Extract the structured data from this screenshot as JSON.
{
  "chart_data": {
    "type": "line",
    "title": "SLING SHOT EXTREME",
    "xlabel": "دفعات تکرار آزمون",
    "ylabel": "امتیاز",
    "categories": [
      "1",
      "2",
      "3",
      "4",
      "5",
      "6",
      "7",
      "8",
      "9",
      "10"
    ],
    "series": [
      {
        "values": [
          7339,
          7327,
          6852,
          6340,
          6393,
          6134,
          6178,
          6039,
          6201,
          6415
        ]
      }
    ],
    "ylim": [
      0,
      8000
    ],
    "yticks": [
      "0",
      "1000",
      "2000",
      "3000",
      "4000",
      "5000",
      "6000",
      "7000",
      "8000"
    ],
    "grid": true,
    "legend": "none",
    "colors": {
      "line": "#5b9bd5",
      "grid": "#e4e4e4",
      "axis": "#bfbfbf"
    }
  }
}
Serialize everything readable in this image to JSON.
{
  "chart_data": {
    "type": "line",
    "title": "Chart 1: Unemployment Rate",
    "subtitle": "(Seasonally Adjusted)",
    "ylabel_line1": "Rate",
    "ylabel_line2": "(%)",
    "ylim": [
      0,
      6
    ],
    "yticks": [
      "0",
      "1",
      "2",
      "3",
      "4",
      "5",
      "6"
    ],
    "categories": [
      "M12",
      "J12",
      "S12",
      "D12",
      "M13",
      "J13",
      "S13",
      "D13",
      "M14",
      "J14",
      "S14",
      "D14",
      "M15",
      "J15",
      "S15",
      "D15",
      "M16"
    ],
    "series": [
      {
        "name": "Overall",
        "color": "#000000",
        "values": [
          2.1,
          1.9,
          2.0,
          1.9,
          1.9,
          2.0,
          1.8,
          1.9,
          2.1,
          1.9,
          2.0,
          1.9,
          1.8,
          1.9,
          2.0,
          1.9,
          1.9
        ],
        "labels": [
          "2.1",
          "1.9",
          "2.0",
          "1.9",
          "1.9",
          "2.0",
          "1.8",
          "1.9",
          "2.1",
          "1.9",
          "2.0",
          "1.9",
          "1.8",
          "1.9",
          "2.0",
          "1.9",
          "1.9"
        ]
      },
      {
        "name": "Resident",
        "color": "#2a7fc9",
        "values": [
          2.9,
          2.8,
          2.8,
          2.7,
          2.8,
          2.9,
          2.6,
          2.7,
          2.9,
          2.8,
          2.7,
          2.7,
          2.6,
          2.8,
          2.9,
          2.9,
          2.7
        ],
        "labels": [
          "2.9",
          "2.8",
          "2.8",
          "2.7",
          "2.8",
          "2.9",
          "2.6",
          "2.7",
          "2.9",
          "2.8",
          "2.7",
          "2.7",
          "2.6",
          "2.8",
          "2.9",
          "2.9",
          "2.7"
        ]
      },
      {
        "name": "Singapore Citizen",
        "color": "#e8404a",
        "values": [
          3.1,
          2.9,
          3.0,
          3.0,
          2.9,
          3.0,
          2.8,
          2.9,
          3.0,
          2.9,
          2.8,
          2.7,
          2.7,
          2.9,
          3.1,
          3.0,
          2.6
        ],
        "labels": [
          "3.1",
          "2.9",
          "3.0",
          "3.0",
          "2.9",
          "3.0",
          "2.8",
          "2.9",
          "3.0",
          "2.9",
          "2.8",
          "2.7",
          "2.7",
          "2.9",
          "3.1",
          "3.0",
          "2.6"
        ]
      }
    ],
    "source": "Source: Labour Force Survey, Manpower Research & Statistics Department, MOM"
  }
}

_TASK INSTRUCTIONS_
Give back all the records exactly as they stand.

_FINISHED ANSWER_
Extract the structured data from this screenshot as JSON.
{
  "chart_data": {
    "type": "line",
    "title": "SLING SHOT EXTREME",
    "xlabel": "دفعات تکرار آزمون",
    "ylabel": "امتیاز",
    "categories": [
      "1",
      "2",
      "3",
      "4",
      "5",
      "6",
      "7",
      "8",
      "9",
      "10"
    ],
    "series": [
      {
        "values": [
          7339,
          7327,
          6852,
          6340,
          6393,
          6134,
          6178,
          6039,
          6201,
          6415
        ]
      }
    ],
    "ylim": [
      0,
      8000
    ],
    "yticks": [
      "0",
      "1000",
      "2000",
      "3000",
      "4000",
      "5000",
      "6000",
      "7000",
      "8000"
    ],
    "grid": true,
    "legend": "none",
    "colors": {
      "line": "#5b9bd5",
      "grid": "#e4e4e4",
      "axis": "#bfbfbf"
    }
  }
}
Serialize everything readable in this image to JSON.
{
  "chart_data": {
    "type": "line",
    "title": "Chart 1: Unemployment Rate",
    "subtitle": "(Seasonally Adjusted)",
    "ylabel_line1": "Rate",
    "ylabel_line2": "(%)",
    "ylim": [
      0,
      6
    ],
    "yticks": [
      "0",
      "1",
      "2",
      "3",
      "4",
      "5",
      "6"
    ],
    "categories": [
      "M12",
      "J12",
      "S12",
      "D12",
      "M13",
      "J13",
      "S13",
      "D13",
      "M14",
      "J14",
      "S14",
      "D14",
      "M15",
      "J15",
      "S15",
      "D15",
      "M16"
    ],
    "series": [
      {
        "name": "Overall",
        "color": "#000000",
        "values": [
          2.1,
          1.9,
          2.0,
          1.9,
          1.9,
          2.0,
          1.8,
          1.9,
          2.1,
          1.9,
          2.0,
          1.9,
          1.8,
          1.9,
          2.0,
          1.9,
          1.9
        ],
        "labels": [
          "2.1",
          "1.9",
          "2.0",
          "1.9",
          "1.9",
          "2.0",
          "1.8",
          "1.9",
          "2.1",
          "1.9",
          "2.0",
          "1.9",
          "1.8",
          "1.9",
          "2.0",
          "1.9",
          "1.9"
        ]
      },
      {
        "name": "Resident",
        "color": "#2a7fc9",
        "values": [
          2.9,
          2.8,
          2.8,
          2.7,
          2.8,
          2.9,
          2.6,
          2.7,
          2.9,
          2.8,
          2.7,
          2.7,
          2.6,
          2.8,
          2.9,
          2.9,
          2.7
        ],
        "labels": [
          "2.9",
          "2.8",
          "2.8",
          "2.7",
          "2.8",
          "2.9",
          "2.6",
          "2.7",
          "2.9",
          "2.8",
          "2.7",
          "2.7",
          "2.6",
          "2.8",
          "2.9",
          "2.9",
          "2.7"
        ]
      },
      {
        "name": "Singapore Citizen",
        "color": "#e8404a",
        "values": [
          3.1,
          2.9,
          3.0,
          3.0,
          2.9,
          3.0,
          2.8,
          2.9,
          3.0,
          2.9,
          2.8,
          2.7,
          2.7,
          2.9,
          3.1,
          3.0,
          2.6
        ],
        "labels": [
          "3.1",
          "2.9",
          "3.0",
          "3.0",
          "2.9",
          "3.0",
          "2.8",
          "2.9",
          "3.0",
          "2.9",
          "2.8",
          "2.7",
          "2.7",
          "2.9",
          "3.1",
          "3.0",
          "2.6"
        ]
      }
    ],
    "source": "Source: Labour Force Survey, Manpower Research & Statistics Department, MOM"
  }
}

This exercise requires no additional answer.